start The records

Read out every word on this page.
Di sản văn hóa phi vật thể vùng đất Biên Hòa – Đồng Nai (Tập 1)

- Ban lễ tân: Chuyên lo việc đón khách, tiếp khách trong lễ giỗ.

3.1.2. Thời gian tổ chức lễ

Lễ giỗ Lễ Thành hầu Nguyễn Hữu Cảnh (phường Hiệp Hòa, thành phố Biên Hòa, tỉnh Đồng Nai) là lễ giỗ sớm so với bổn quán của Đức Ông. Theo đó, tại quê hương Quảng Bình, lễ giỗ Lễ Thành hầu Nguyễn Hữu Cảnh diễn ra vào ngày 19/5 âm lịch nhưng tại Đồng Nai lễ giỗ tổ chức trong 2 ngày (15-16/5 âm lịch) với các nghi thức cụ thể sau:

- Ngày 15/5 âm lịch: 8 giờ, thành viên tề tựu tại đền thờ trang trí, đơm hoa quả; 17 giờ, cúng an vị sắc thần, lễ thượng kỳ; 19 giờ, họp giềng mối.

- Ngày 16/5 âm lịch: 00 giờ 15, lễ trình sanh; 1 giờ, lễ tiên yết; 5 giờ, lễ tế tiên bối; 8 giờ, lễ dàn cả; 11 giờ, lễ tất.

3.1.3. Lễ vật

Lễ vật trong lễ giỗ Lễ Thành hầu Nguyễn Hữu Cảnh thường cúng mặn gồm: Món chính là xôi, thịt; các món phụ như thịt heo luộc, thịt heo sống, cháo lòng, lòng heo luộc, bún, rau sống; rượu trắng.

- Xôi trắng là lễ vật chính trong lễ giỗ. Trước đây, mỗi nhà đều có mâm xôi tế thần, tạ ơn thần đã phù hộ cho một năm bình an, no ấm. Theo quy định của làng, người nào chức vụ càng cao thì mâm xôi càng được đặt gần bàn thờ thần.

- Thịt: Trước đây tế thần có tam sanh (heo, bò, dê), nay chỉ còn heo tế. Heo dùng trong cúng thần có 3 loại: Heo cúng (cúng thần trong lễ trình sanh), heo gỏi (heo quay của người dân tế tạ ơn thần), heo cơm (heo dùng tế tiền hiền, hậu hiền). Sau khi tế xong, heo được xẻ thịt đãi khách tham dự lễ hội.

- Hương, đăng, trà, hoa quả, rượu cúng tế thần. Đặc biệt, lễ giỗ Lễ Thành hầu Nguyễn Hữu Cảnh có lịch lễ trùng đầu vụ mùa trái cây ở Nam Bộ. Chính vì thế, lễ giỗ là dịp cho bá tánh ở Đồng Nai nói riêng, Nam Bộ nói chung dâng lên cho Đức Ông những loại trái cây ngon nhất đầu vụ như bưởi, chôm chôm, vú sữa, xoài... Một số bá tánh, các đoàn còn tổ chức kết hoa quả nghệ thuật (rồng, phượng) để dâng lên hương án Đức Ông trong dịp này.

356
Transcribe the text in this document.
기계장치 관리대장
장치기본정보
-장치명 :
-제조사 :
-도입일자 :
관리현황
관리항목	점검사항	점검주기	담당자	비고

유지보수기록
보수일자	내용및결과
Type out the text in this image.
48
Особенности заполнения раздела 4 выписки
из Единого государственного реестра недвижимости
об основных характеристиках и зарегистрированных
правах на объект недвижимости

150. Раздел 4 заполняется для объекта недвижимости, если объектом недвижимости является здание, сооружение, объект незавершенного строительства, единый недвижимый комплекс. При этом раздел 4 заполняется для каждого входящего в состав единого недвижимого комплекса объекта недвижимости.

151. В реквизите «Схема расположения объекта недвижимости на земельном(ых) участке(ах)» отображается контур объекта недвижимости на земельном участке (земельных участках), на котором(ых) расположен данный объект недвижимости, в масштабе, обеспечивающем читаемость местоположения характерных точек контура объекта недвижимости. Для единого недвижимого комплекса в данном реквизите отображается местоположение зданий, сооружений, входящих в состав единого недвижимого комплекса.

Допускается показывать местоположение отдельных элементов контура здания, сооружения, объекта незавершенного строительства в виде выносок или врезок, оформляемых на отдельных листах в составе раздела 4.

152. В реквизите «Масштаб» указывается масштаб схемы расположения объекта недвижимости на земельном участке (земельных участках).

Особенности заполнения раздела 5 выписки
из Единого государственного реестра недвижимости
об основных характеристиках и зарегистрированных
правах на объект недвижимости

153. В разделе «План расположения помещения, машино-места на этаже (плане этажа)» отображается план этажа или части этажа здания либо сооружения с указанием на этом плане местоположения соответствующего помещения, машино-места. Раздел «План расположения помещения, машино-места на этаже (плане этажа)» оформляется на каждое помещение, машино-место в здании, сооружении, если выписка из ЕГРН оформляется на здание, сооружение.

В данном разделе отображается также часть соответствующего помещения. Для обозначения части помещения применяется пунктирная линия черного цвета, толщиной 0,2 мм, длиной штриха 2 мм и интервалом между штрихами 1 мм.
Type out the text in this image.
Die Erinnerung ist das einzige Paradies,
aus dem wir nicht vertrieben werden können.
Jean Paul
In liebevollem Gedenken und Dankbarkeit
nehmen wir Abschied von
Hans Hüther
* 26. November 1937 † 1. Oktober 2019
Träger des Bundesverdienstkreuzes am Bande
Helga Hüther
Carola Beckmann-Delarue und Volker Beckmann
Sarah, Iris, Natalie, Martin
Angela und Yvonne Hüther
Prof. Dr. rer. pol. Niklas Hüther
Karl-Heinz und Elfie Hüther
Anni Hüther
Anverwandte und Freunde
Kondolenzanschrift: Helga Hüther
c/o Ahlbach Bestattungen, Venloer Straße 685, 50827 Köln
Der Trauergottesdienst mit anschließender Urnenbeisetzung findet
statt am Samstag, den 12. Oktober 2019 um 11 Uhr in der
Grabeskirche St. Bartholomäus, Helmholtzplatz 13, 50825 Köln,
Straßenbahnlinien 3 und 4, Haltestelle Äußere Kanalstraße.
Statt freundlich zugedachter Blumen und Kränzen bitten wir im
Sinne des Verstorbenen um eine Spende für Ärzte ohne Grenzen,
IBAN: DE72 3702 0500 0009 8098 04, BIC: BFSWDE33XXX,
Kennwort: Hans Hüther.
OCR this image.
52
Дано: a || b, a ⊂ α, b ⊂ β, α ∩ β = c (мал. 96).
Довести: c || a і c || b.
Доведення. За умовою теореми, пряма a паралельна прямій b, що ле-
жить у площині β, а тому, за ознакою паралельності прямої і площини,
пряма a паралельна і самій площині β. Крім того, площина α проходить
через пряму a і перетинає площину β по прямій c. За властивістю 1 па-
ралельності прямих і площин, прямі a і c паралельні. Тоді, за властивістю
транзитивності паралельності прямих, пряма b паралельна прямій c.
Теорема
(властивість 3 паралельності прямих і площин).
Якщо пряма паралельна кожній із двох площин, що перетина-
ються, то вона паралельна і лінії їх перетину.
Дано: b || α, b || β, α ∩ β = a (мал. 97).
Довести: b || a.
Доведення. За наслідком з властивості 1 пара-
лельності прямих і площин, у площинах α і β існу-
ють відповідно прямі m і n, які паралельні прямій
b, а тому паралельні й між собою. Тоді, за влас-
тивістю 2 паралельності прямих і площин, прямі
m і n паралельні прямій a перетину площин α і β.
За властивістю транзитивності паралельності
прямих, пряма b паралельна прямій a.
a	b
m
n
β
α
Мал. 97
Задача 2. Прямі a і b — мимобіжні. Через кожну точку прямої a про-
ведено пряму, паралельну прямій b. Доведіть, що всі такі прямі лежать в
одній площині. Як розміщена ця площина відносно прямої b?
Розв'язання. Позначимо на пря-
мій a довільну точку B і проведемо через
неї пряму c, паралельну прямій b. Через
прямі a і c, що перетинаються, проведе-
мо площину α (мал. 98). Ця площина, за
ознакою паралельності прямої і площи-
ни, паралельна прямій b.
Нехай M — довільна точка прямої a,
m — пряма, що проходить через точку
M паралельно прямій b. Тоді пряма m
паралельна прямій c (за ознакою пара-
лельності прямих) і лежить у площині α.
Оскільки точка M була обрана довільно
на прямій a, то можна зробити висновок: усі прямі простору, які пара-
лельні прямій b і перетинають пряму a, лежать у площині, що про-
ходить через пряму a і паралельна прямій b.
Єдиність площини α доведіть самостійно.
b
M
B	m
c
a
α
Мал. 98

end The records

# Aim of the task
Within the listing above, find every line containing the string "паралельну" and return it.

# Final result
ведено пряму, паралельну прямій b. Доведіть, що всі такі прямі лежать в
неї пряму c, паралельну прямій b. Через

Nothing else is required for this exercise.